Exercise task: Set out each line from the following listing that includes the word "gudate".

Working data:
══════════════════════════════
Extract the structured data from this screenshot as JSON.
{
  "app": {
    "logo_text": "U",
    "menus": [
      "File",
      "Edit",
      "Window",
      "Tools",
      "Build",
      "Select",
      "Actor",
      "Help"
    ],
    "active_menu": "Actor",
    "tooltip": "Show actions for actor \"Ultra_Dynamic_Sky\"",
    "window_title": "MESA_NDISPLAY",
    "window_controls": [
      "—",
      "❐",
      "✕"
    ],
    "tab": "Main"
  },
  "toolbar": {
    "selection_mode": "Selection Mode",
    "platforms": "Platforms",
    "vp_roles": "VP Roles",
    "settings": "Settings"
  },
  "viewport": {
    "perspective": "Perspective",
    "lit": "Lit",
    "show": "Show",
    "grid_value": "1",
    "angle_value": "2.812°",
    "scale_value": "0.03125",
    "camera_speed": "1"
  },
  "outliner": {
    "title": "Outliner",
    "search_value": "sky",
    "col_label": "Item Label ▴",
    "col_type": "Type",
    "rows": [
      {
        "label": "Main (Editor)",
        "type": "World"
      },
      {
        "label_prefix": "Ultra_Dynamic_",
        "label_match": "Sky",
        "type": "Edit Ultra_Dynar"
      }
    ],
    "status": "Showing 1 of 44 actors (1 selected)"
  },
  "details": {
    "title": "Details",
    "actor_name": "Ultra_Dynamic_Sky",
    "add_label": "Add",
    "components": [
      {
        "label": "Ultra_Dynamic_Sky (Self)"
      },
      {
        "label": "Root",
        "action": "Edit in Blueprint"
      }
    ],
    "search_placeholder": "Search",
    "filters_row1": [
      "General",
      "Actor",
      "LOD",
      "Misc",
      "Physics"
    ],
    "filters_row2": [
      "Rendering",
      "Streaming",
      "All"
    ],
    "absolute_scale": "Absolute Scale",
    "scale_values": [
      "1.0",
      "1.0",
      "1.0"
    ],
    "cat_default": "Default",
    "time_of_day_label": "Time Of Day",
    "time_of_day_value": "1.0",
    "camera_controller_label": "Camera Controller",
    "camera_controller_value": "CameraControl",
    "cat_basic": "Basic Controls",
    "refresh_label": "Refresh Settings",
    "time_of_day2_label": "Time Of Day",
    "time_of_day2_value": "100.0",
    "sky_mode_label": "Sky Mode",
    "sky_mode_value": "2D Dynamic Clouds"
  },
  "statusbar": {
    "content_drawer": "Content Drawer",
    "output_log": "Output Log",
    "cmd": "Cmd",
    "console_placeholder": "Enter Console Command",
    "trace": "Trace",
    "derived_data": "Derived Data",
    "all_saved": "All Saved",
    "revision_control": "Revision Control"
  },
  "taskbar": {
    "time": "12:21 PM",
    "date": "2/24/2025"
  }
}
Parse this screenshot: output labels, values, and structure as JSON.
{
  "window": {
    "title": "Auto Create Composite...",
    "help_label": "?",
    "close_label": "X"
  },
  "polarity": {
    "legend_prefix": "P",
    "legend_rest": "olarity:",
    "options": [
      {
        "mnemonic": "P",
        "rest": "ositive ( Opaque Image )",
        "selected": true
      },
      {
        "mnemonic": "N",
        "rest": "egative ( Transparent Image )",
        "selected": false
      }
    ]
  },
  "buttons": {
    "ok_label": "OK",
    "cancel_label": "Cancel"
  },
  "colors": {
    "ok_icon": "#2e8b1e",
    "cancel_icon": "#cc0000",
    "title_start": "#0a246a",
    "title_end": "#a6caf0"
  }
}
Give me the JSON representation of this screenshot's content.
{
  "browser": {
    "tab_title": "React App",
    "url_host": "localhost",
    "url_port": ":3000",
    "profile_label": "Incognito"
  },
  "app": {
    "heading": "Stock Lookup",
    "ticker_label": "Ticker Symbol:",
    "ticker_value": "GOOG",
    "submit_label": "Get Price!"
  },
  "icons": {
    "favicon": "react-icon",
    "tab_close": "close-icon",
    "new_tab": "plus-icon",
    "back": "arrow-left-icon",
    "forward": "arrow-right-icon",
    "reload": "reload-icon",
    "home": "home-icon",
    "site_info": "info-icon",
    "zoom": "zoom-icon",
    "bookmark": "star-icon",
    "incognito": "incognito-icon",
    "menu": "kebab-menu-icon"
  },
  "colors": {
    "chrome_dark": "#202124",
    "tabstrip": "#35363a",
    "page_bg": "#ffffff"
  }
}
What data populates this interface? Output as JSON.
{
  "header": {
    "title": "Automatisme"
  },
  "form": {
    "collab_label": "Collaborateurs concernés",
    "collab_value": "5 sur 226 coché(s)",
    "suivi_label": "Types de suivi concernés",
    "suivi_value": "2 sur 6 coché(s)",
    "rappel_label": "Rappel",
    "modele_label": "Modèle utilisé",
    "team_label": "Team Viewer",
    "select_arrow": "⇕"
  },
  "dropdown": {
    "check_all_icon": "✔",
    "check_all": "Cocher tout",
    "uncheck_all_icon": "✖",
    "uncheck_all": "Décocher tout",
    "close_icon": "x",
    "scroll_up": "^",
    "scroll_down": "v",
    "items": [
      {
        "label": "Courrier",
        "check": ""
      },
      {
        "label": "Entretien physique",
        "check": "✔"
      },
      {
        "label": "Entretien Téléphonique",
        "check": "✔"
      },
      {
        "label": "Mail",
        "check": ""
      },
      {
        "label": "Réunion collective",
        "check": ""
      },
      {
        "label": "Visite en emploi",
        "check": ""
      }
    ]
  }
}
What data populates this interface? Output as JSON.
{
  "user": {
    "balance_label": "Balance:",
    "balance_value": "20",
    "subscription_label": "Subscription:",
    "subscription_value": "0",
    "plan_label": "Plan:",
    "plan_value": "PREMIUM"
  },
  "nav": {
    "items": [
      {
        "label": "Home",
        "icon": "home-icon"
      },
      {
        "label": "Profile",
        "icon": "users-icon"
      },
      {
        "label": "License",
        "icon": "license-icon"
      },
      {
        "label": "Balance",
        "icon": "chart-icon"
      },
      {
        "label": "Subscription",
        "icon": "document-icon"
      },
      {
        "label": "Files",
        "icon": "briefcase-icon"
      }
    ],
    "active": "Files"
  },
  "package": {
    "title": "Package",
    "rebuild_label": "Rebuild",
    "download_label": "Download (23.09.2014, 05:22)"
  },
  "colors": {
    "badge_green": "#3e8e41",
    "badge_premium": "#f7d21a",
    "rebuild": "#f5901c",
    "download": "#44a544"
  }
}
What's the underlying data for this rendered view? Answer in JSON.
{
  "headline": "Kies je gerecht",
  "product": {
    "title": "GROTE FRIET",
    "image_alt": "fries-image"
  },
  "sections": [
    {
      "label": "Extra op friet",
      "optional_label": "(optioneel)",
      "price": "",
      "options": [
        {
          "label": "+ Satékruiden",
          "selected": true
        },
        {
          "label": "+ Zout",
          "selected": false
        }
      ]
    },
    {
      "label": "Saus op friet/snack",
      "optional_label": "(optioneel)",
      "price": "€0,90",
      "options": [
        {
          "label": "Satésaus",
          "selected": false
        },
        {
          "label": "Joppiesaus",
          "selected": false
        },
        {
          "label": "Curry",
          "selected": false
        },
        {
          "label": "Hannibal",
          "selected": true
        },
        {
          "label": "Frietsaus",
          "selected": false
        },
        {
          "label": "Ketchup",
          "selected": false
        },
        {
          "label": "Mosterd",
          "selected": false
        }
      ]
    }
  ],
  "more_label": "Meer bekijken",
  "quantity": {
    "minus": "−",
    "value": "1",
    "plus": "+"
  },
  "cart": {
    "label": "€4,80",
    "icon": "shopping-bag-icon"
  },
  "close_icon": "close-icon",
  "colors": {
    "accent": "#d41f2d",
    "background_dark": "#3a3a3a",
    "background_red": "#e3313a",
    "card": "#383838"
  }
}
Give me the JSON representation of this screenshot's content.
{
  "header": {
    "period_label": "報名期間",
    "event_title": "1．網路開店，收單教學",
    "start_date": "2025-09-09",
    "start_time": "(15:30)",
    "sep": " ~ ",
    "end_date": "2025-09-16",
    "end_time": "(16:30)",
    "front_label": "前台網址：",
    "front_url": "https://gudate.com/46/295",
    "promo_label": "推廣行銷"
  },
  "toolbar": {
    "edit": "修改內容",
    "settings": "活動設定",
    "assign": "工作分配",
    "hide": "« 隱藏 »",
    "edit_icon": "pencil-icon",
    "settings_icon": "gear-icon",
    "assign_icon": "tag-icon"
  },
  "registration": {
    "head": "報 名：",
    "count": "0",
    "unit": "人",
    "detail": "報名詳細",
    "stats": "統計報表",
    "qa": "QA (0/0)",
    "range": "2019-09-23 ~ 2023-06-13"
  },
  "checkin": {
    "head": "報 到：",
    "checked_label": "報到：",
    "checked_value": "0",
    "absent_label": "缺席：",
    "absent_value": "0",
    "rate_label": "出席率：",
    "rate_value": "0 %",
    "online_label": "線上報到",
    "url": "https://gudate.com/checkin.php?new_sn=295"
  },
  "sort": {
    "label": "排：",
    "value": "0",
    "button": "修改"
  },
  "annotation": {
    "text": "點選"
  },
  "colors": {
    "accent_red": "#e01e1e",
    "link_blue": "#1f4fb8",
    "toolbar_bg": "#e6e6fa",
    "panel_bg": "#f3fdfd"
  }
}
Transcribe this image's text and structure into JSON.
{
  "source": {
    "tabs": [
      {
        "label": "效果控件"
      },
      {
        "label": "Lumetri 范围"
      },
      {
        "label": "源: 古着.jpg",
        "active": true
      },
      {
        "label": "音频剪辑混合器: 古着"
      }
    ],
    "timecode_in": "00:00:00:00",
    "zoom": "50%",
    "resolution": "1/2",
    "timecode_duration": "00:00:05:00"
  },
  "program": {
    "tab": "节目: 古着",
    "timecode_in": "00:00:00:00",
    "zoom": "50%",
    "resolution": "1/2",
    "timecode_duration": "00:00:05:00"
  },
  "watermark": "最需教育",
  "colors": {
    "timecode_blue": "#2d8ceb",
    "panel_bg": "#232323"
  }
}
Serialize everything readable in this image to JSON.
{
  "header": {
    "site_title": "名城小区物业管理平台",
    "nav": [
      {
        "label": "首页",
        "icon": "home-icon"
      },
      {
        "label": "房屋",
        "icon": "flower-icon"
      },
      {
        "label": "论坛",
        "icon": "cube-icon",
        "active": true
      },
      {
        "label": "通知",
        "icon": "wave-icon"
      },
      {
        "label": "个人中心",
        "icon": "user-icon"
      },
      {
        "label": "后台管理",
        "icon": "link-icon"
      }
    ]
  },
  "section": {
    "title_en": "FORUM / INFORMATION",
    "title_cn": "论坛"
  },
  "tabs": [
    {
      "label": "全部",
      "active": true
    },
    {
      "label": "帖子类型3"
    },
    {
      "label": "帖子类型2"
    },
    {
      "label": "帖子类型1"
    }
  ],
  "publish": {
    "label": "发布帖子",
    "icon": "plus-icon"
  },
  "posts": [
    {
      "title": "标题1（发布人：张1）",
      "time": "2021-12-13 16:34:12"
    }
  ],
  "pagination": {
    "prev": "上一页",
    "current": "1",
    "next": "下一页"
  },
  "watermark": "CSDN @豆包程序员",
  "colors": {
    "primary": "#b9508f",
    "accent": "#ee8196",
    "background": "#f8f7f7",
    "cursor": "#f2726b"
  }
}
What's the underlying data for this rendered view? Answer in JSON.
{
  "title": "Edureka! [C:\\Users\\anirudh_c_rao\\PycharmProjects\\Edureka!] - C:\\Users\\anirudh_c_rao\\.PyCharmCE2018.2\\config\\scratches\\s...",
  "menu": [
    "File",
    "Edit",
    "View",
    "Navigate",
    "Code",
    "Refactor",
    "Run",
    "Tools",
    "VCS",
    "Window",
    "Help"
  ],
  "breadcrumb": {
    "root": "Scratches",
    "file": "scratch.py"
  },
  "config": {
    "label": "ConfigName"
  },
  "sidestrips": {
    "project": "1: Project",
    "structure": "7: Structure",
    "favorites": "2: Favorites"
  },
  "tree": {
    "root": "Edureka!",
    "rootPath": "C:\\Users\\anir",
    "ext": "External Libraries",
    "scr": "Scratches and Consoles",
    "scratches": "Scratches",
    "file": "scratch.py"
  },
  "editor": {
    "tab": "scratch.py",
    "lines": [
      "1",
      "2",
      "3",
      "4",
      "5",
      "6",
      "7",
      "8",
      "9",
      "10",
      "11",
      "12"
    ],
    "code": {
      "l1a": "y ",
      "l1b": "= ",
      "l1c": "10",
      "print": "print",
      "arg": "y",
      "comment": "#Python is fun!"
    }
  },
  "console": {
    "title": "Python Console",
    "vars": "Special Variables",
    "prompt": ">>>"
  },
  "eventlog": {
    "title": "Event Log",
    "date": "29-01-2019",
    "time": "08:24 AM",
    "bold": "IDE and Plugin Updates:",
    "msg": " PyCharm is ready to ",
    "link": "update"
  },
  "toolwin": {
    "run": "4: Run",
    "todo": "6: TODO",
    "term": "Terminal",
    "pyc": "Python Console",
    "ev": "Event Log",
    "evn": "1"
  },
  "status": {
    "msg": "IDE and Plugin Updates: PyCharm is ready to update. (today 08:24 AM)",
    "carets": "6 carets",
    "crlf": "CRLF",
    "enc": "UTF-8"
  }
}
══════════════════════════════
Written reply:
    "front_url": "https://gudate.com/46/295",
    "url": "https://gudate.com/checkin.php?new_sn=295"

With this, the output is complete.